**WHAT THE TASK REQUIRES**
Quote the records beneath, complete and exact. Leave out images.

(Data entries)
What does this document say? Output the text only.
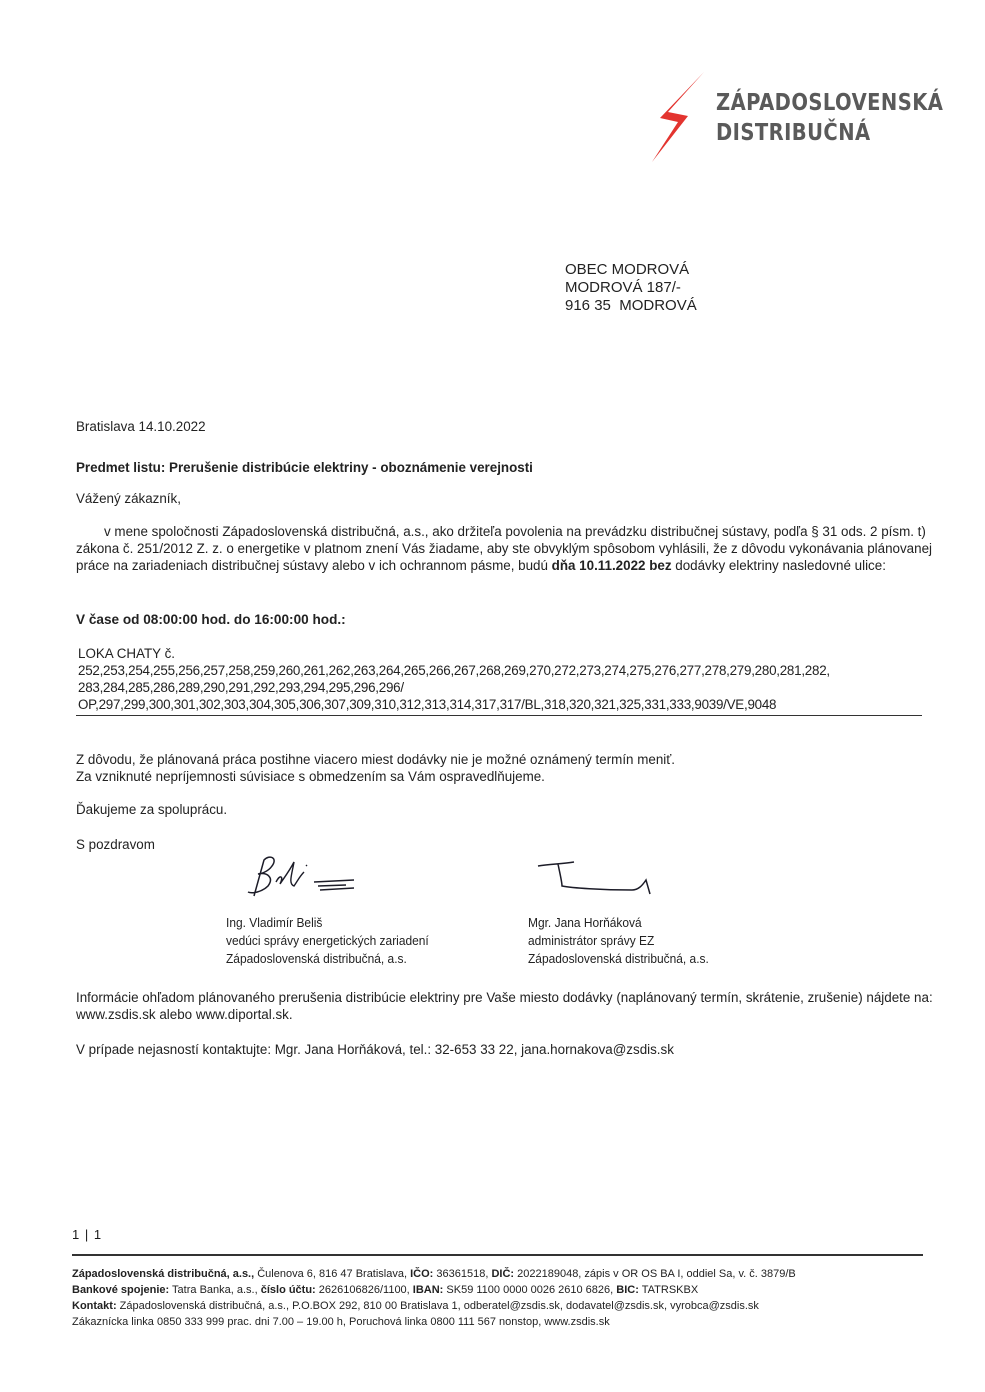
ZÁPADOSLOVENSKÁ
DISTRIBUČNÁ
OBEC MODROVÁ
MODROVÁ 187/-
916 35  MODROVÁ
Bratislava 14.10.2022
Predmet listu: Prerušenie distribúcie elektriny - oboznámenie verejnosti
Vážený zákazník,
v mene spoločnosti Západoslovenská distribučná, a.s., ako držiteľa povolenia na prevádzku distribučnej sústavy, podľa § 31 ods. 2 písm. t) zákona č. 251/2012 Z. z. o energetike v platnom znení Vás žiadame, aby ste obvyklým spôsobom vyhlásili, že z dôvodu vykonávania plánovanej práce na zariadeniach distribučnej sústavy alebo v ich ochrannom pásme, budú dňa 10.11.2022 bez dodávky elektriny nasledovné ulice:
V čase od 08:00:00 hod. do 16:00:00 hod.:
LOKA CHATY č.
252,253,254,255,256,257,258,259,260,261,262,263,264,265,266,267,268,269,270,272,273,274,275,276,277,278,279,280,281,282,
283,284,285,286,289,290,291,292,293,294,295,296,296/
OP,297,299,300,301,302,303,304,305,306,307,309,310,312,313,314,317,317/BL,318,320,321,325,331,333,9039/VE,9048
Z dôvodu, že plánovaná práca postihne viacero miest dodávky nie je možné oznámený termín meniť.
Za vzniknuté nepríjemnosti súvisiace s obmedzením sa Vám ospravedlňujeme.
Ďakujeme za spoluprácu.
S pozdravom
Ing. Vladimír Beliš
vedúci správy energetických zariadení
Západoslovenská distribučná, a.s.
Mgr. Jana Horňáková
administrátor správy EZ
Západoslovenská distribučná, a.s.
Informácie ohľadom plánovaného prerušenia distribúcie elektriny pre Vaše miesto dodávky (naplánovaný termín, skrátenie, zrušenie) nájdete na: www.zsdis.sk alebo www.diportal.sk.
V prípade nejasností kontaktujte: Mgr. Jana Horňáková, tel.: 32-653 33 22, jana.hornakova@zsdis.sk
1 | 1
Západoslovenská distribučná, a.s., Čulenova 6, 816 47 Bratislava, IČO: 36361518, DIČ: 2022189048, zápis v OR OS BA I, oddiel Sa, v. č. 3879/B
Bankové spojenie: Tatra Banka, a.s., číslo účtu: 2626106826/1100, IBAN: SK59 1100 0000 0026 2610 6826, BIC: TATRSKBX
Kontakt: Západoslovenská distribučná, a.s., P.O.BOX 292, 810 00 Bratislava 1, odberatel@zsdis.sk, dodavatel@zsdis.sk, vyrobca@zsdis.sk
Zákaznícka linka 0850 333 999 prac. dni 7.00 – 19.00 h, Poruchová linka 0800 111 567 nonstop, www.zsdis.sk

**FINISHED ANSWER**
What does this document say? Output the text only.
ZÁPADOSLOVENSKÁ
DISTRIBUČNÁ
OBEC MODROVÁ
MODROVÁ 187/-
916 35  MODROVÁ
Bratislava 14.10.2022
Predmet listu: Prerušenie distribúcie elektriny - oboznámenie verejnosti
Vážený zákazník,
v mene spoločnosti Západoslovenská distribučná, a.s., ako držiteľa povolenia na prevádzku distribučnej sústavy, podľa § 31 ods. 2 písm. t) zákona č. 251/2012 Z. z. o energetike v platnom znení Vás žiadame, aby ste obvyklým spôsobom vyhlásili, že z dôvodu vykonávania plánovanej práce na zariadeniach distribučnej sústavy alebo v ich ochrannom pásme, budú dňa 10.11.2022 bez dodávky elektriny nasledovné ulice:
V čase od 08:00:00 hod. do 16:00:00 hod.:
LOKA CHATY č.
252,253,254,255,256,257,258,259,260,261,262,263,264,265,266,267,268,269,270,272,273,274,275,276,277,278,279,280,281,282,
283,284,285,286,289,290,291,292,293,294,295,296,296/
OP,297,299,300,301,302,303,304,305,306,307,309,310,312,313,314,317,317/BL,318,320,321,325,331,333,9039/VE,9048
Z dôvodu, že plánovaná práca postihne viacero miest dodávky nie je možné oznámený termín meniť.
Za vzniknuté nepríjemnosti súvisiace s obmedzením sa Vám ospravedlňujeme.
Ďakujeme za spoluprácu.
S pozdravom
Ing. Vladimír Beliš
vedúci správy energetických zariadení
Západoslovenská distribučná, a.s.
Mgr. Jana Horňáková
administrátor správy EZ
Západoslovenská distribučná, a.s.
Informácie ohľadom plánovaného prerušenia distribúcie elektriny pre Vaše miesto dodávky (naplánovaný termín, skrátenie, zrušenie) nájdete na: www.zsdis.sk alebo www.diportal.sk.
V prípade nejasností kontaktujte: Mgr. Jana Horňáková, tel.: 32-653 33 22, jana.hornakova@zsdis.sk
1 | 1
Západoslovenská distribučná, a.s., Čulenova 6, 816 47 Bratislava, IČO: 36361518, DIČ: 2022189048, zápis v OR OS BA I, oddiel Sa, v. č. 3879/B
Bankové spojenie: Tatra Banka, a.s., číslo účtu: 2626106826/1100, IBAN: SK59 1100 0000 0026 2610 6826, BIC: TATRSKBX
Kontakt: Západoslovenská distribučná, a.s., P.O.BOX 292, 810 00 Bratislava 1, odberatel@zsdis.sk, dodavatel@zsdis.sk, vyrobca@zsdis.sk
Zákaznícka linka 0850 333 999 prac. dni 7.00 – 19.00 h, Poruchová linka 0800 111 567 nonstop, www.zsdis.sk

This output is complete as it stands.